** start **

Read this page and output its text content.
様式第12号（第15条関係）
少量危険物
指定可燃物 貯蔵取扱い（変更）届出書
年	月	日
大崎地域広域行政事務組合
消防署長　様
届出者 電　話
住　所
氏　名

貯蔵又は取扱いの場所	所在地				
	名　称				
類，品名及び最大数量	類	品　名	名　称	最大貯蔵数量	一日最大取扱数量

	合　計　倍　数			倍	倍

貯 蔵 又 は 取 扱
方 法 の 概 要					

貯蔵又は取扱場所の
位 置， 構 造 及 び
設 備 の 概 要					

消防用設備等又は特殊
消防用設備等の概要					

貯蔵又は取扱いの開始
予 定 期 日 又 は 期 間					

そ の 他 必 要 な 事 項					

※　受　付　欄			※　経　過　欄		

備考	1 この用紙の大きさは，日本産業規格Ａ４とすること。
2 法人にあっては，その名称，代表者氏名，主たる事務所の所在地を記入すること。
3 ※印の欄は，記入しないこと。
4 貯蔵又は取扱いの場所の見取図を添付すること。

** end **

Every entry must be output again, exactly as written above.

» **The answer**
Read this page and output its text content.
様式第12号（第15条関係）
少量危険物
指定可燃物 貯蔵取扱い（変更）届出書
年	月	日
大崎地域広域行政事務組合
消防署長　様
届出者 電　話
住　所
氏　名

貯蔵又は取扱いの場所	所在地				
	名　称				
類，品名及び最大数量	類	品　名	名　称	最大貯蔵数量	一日最大取扱数量

	合　計　倍　数			倍	倍

貯 蔵 又 は 取 扱
方 法 の 概 要					

貯蔵又は取扱場所の
位 置， 構 造 及 び
設 備 の 概 要					

消防用設備等又は特殊
消防用設備等の概要					

貯蔵又は取扱いの開始
予 定 期 日 又 は 期 間					

そ の 他 必 要 な 事 項					

※　受　付　欄			※　経　過　欄		

備考	1 この用紙の大きさは，日本産業規格Ａ４とすること。
2 法人にあっては，その名称，代表者氏名，主たる事務所の所在地を記入すること。
3 ※印の欄は，記入しないこと。
4 貯蔵又は取扱いの場所の見取図を添付すること。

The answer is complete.